Raw records
BEGIN

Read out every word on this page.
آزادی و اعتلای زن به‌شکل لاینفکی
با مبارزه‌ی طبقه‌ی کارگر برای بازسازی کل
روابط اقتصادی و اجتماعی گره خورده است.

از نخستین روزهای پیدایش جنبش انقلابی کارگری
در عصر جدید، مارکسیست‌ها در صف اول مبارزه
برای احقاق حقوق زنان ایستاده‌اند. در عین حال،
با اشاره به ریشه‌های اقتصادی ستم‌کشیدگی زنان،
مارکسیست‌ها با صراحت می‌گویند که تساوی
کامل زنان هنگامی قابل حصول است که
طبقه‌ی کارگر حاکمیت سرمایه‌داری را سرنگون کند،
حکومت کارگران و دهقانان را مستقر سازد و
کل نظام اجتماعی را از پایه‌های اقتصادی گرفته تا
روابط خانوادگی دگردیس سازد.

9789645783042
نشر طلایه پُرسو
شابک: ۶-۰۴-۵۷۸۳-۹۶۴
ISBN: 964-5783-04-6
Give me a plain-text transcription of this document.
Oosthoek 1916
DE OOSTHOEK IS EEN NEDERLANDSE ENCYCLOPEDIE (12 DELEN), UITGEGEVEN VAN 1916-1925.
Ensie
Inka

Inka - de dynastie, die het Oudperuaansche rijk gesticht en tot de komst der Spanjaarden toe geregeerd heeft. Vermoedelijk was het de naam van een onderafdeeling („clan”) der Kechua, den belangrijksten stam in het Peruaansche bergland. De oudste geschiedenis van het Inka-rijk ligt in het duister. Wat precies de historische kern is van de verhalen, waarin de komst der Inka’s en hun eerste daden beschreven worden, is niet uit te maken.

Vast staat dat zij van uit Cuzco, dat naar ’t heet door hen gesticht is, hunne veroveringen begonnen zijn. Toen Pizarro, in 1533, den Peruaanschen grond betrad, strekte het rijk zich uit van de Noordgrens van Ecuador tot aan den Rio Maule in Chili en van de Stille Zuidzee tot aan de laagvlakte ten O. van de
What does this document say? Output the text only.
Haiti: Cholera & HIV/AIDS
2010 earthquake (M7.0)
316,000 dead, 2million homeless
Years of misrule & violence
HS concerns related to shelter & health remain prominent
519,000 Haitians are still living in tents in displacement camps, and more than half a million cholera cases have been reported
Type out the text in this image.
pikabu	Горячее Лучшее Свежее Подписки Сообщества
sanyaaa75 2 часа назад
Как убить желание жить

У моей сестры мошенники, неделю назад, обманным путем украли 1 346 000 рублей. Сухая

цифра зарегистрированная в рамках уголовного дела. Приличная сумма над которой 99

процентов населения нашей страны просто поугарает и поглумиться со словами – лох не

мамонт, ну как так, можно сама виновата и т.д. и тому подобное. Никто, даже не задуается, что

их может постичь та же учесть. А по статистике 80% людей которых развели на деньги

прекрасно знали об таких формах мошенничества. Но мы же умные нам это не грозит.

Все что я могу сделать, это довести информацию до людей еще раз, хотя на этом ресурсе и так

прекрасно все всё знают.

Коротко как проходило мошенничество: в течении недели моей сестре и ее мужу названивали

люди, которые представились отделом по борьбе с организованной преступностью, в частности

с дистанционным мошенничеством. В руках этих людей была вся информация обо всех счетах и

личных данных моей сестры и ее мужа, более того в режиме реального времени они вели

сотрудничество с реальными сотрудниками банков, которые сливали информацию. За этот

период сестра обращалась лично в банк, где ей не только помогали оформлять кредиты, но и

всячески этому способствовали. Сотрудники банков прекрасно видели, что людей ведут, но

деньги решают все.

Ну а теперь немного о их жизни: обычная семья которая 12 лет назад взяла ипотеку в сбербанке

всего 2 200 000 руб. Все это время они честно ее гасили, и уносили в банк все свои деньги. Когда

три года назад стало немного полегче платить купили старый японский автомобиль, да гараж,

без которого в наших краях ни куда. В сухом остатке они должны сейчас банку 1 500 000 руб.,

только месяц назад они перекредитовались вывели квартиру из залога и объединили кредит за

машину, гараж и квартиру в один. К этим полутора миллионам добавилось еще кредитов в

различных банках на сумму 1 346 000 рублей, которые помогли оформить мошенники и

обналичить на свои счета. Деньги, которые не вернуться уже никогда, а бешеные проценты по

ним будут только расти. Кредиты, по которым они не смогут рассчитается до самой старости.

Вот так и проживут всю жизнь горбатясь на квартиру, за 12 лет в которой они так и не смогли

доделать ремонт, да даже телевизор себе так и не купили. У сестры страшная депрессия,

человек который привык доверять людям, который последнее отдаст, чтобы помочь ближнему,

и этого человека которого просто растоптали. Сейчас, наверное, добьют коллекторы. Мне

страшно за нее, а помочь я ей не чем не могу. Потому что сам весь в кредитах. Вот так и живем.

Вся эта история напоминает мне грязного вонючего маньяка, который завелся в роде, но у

END

Your task >> Without omitting anything, output the entries exactly.

Task response >>
Read out every word on this page.
آزادی و اعتلای زن به‌شکل لاینفکی
با مبارزه‌ی طبقه‌ی کارگر برای بازسازی کل
روابط اقتصادی و اجتماعی گره خورده است.

از نخستین روزهای پیدایش جنبش انقلابی کارگری
در عصر جدید، مارکسیست‌ها در صف اول مبارزه
برای احقاق حقوق زنان ایستاده‌اند. در عین حال،
با اشاره به ریشه‌های اقتصادی ستم‌کشیدگی زنان،
مارکسیست‌ها با صراحت می‌گویند که تساوی
کامل زنان هنگامی قابل حصول است که
طبقه‌ی کارگر حاکمیت سرمایه‌داری را سرنگون کند،
حکومت کارگران و دهقانان را مستقر سازد و
کل نظام اجتماعی را از پایه‌های اقتصادی گرفته تا
روابط خانوادگی دگردیس سازد.

9789645783042
نشر طلایه پُرسو
شابک: ۶-۰۴-۵۷۸۳-۹۶۴
ISBN: 964-5783-04-6
Give me a plain-text transcription of this document.
Oosthoek 1916
DE OOSTHOEK IS EEN NEDERLANDSE ENCYCLOPEDIE (12 DELEN), UITGEGEVEN VAN 1916-1925.
Ensie
Inka

Inka - de dynastie, die het Oudperuaansche rijk gesticht en tot de komst der Spanjaarden toe geregeerd heeft. Vermoedelijk was het de naam van een onderafdeeling („clan”) der Kechua, den belangrijksten stam in het Peruaansche bergland. De oudste geschiedenis van het Inka-rijk ligt in het duister. Wat precies de historische kern is van de verhalen, waarin de komst der Inka’s en hun eerste daden beschreven worden, is niet uit te maken.

Vast staat dat zij van uit Cuzco, dat naar ’t heet door hen gesticht is, hunne veroveringen begonnen zijn. Toen Pizarro, in 1533, den Peruaanschen grond betrad, strekte het rijk zich uit van de Noordgrens van Ecuador tot aan den Rio Maule in Chili en van de Stille Zuidzee tot aan de laagvlakte ten O. van de
What does this document say? Output the text only.
Haiti: Cholera & HIV/AIDS
2010 earthquake (M7.0)
316,000 dead, 2million homeless
Years of misrule & violence
HS concerns related to shelter & health remain prominent
519,000 Haitians are still living in tents in displacement camps, and more than half a million cholera cases have been reported
Type out the text in this image.
pikabu	Горячее Лучшее Свежее Подписки Сообщества
sanyaaa75 2 часа назад
Как убить желание жить

У моей сестры мошенники, неделю назад, обманным путем украли 1 346 000 рублей. Сухая

цифра зарегистрированная в рамках уголовного дела. Приличная сумма над которой 99

процентов населения нашей страны просто поугарает и поглумиться со словами – лох не

мамонт, ну как так, можно сама виновата и т.д. и тому подобное. Никто, даже не задуается, что

их может постичь та же учесть. А по статистике 80% людей которых развели на деньги

прекрасно знали об таких формах мошенничества. Но мы же умные нам это не грозит.

Все что я могу сделать, это довести информацию до людей еще раз, хотя на этом ресурсе и так

прекрасно все всё знают.

Коротко как проходило мошенничество: в течении недели моей сестре и ее мужу названивали

люди, которые представились отделом по борьбе с организованной преступностью, в частности

с дистанционным мошенничеством. В руках этих людей была вся информация обо всех счетах и

личных данных моей сестры и ее мужа, более того в режиме реального времени они вели

сотрудничество с реальными сотрудниками банков, которые сливали информацию. За этот

период сестра обращалась лично в банк, где ей не только помогали оформлять кредиты, но и

всячески этому способствовали. Сотрудники банков прекрасно видели, что людей ведут, но

деньги решают все.

Ну а теперь немного о их жизни: обычная семья которая 12 лет назад взяла ипотеку в сбербанке

всего 2 200 000 руб. Все это время они честно ее гасили, и уносили в банк все свои деньги. Когда

три года назад стало немного полегче платить купили старый японский автомобиль, да гараж,

без которого в наших краях ни куда. В сухом остатке они должны сейчас банку 1 500 000 руб.,

только месяц назад они перекредитовались вывели квартиру из залога и объединили кредит за

машину, гараж и квартиру в один. К этим полутора миллионам добавилось еще кредитов в

различных банках на сумму 1 346 000 рублей, которые помогли оформить мошенники и

обналичить на свои счета. Деньги, которые не вернуться уже никогда, а бешеные проценты по

ним будут только расти. Кредиты, по которым они не смогут рассчитается до самой старости.

Вот так и проживут всю жизнь горбатясь на квартиру, за 12 лет в которой они так и не смогли

доделать ремонт, да даже телевизор себе так и не купили. У сестры страшная депрессия,

человек который привык доверять людям, который последнее отдаст, чтобы помочь ближнему,

и этого человека которого просто растоптали. Сейчас, наверное, добьют коллекторы. Мне

страшно за нее, а помочь я ей не чем не могу. Потому что сам весь в кредитах. Вот так и живем.

Вся эта история напоминает мне грязного вонючего маньяка, который завелся в роде, но у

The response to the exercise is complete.